- [Directions] Find every line in the records below that holds the word "习近平谈治国理政", and copy each one.

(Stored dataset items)
━━━━━━━━━━━━━━━━━━━━

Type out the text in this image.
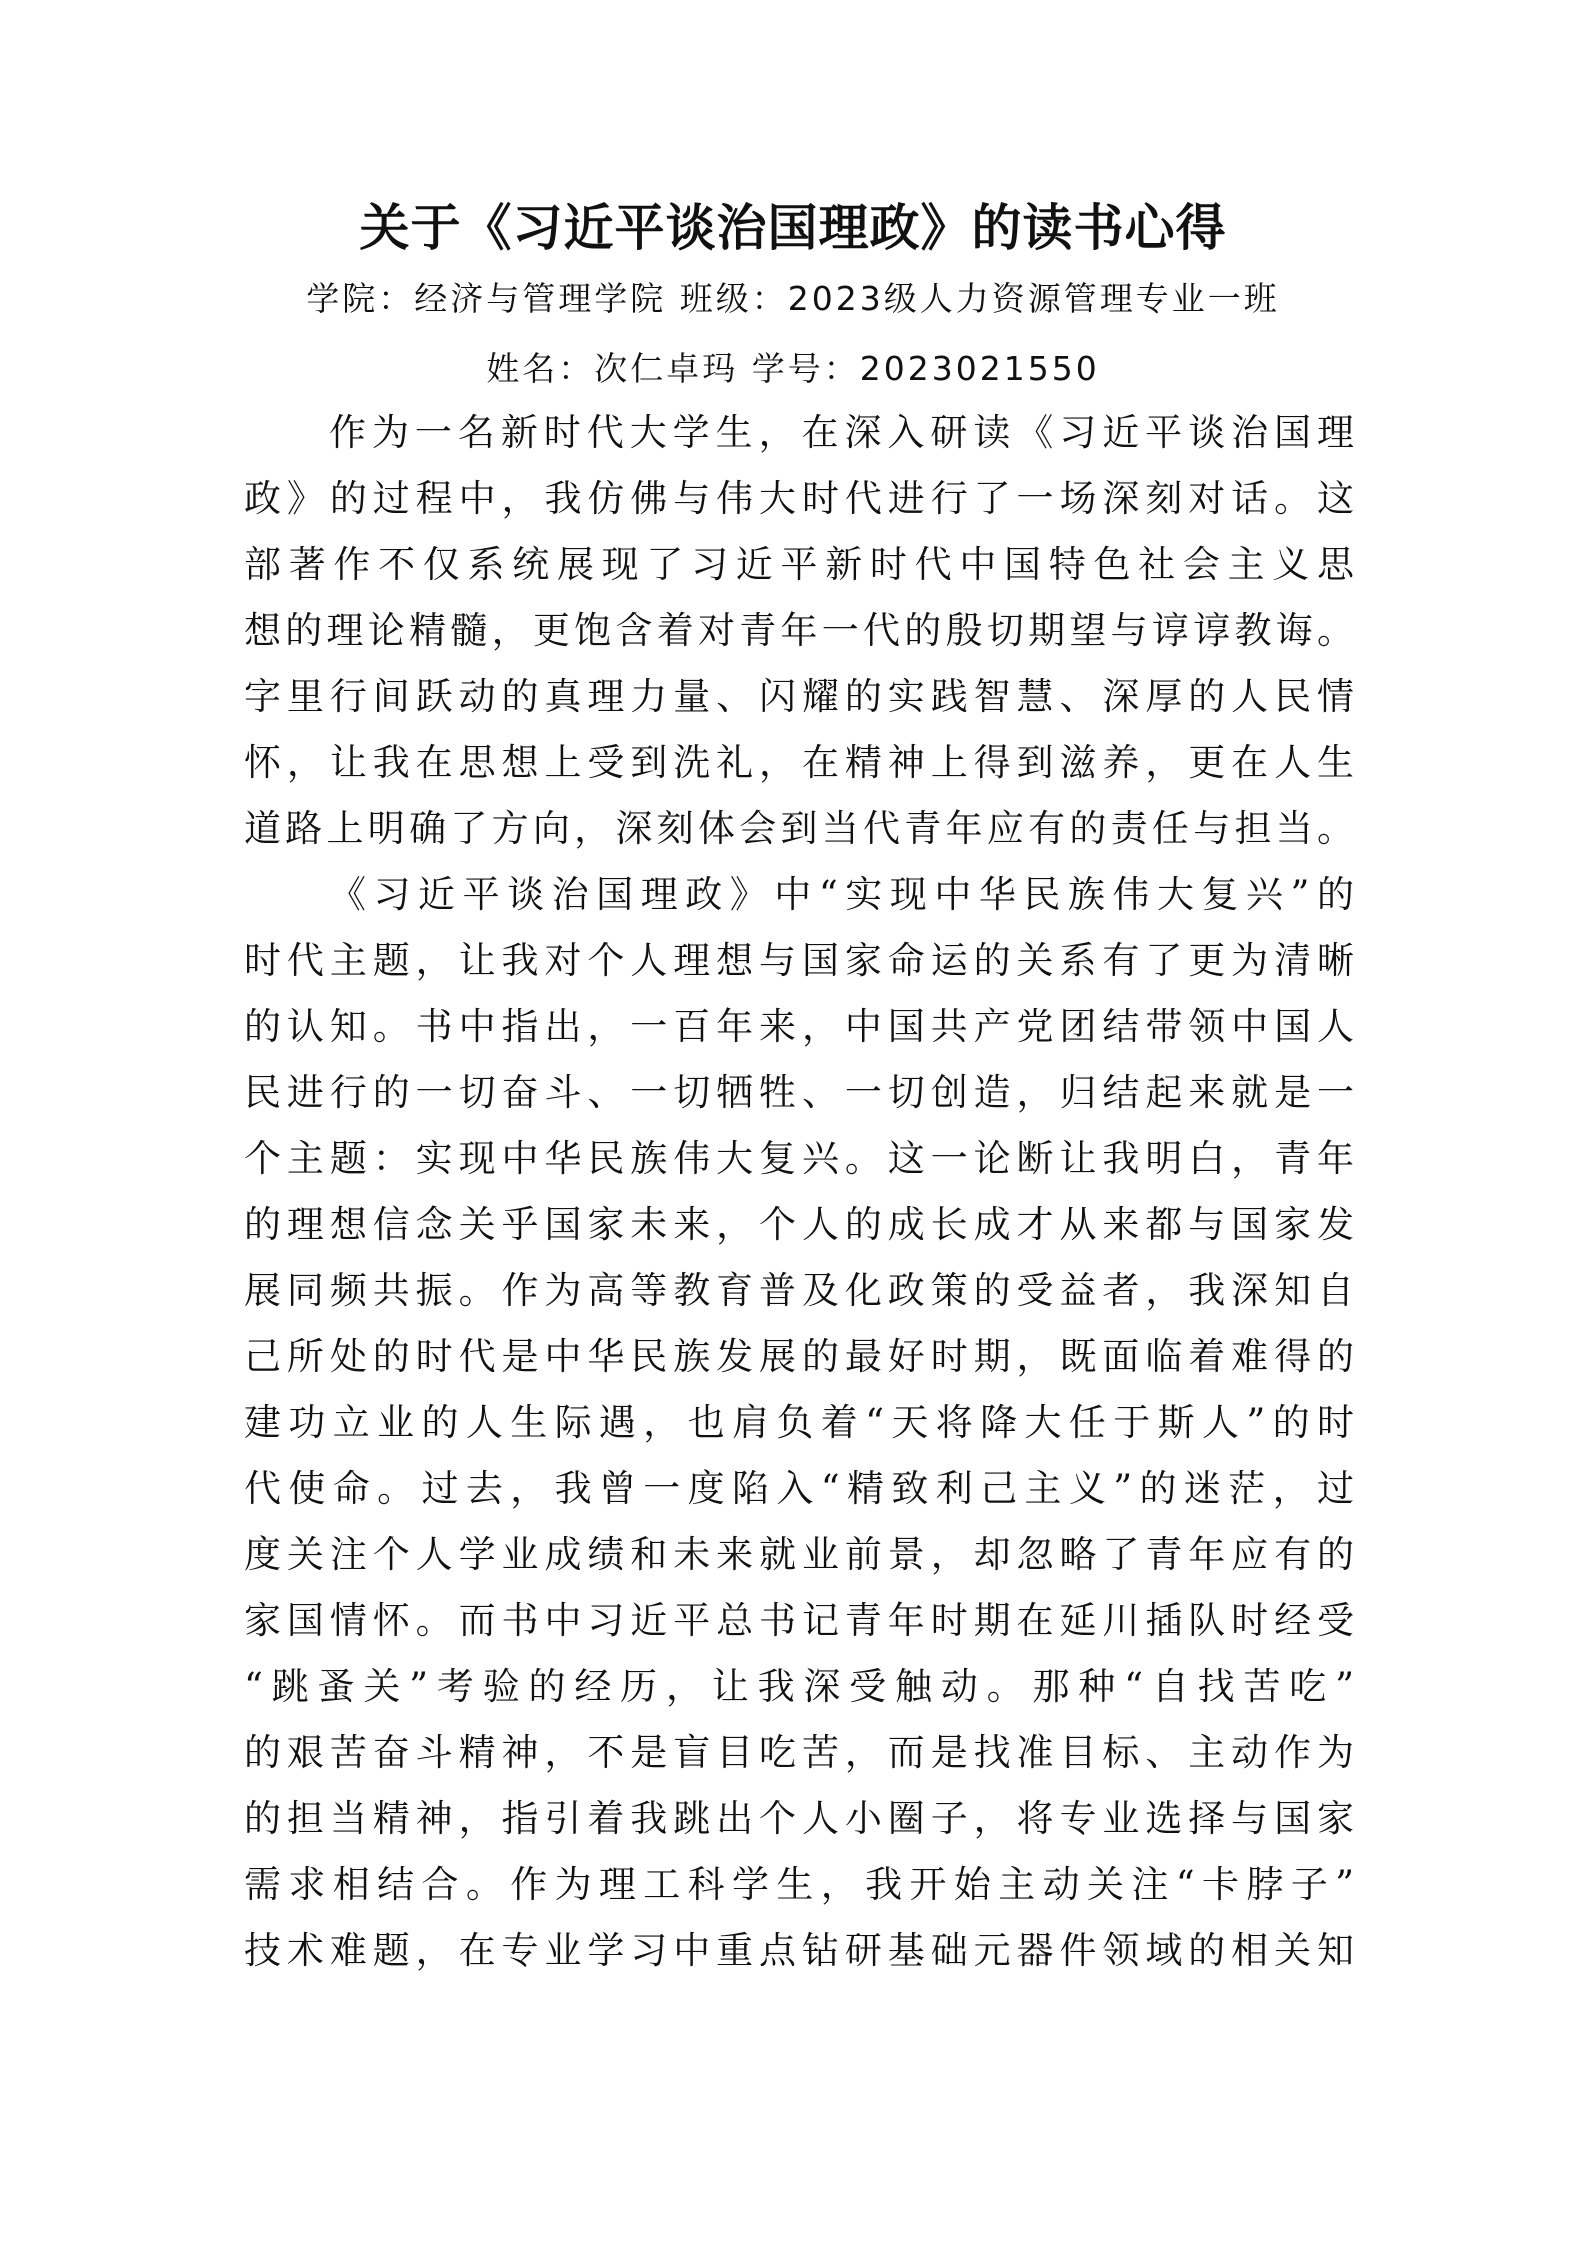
关于《习近平谈治国理政》的读书心得
学院：经济与管理学院 班级：2023级人力资源管理专业一班
姓名：次仁卓玛 学号：2023021550
作为一名新时代大学生，在深入研读《习近平谈治国理
政》的过程中，我仿佛与伟大时代进行了一场深刻对话。这
部著作不仅系统展现了习近平新时代中国特色社会主义思
想的理论精髓，更饱含着对青年一代的殷切期望与谆谆教诲。
字里行间跃动的真理力量、闪耀的实践智慧、深厚的人民情
怀，让我在思想上受到洗礼，在精神上得到滋养，更在人生
道路上明确了方向，深刻体会到当代青年应有的责任与担当。
《习近平谈治国理政》中“实现中华民族伟大复兴”的
时代主题，让我对个人理想与国家命运的关系有了更为清晰
的认知。书中指出，一百年来，中国共产党团结带领中国人
民进行的一切奋斗、一切牺牲、一切创造，归结起来就是一
个主题：实现中华民族伟大复兴。这一论断让我明白，青年
的理想信念关乎国家未来，个人的成长成才从来都与国家发
展同频共振。作为高等教育普及化政策的受益者，我深知自
己所处的时代是中华民族发展的最好时期，既面临着难得的
建功立业的人生际遇，也肩负着“天将降大任于斯人”的时
代使命。过去，我曾一度陷入“精致利己主义”的迷茫，过
度关注个人学业成绩和未来就业前景，却忽略了青年应有的
家国情怀。而书中习近平总书记青年时期在延川插队时经受
“跳蚤关”考验的经历，让我深受触动。那种“自找苦吃”
的艰苦奋斗精神，不是盲目吃苦，而是找准目标、主动作为
的担当精神，指引着我跳出个人小圈子，将专业选择与国家
需求相结合。作为理工科学生，我开始主动关注“卡脖子”
技术难题，在专业学习中重点钻研基础元器件领域的相关知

━━━━━━━━━━━━━━━━━━━━

- [Answer to this problem]
关于《习近平谈治国理政》的读书心得
《习近平谈治国理政》中“实现中华民族伟大复兴”的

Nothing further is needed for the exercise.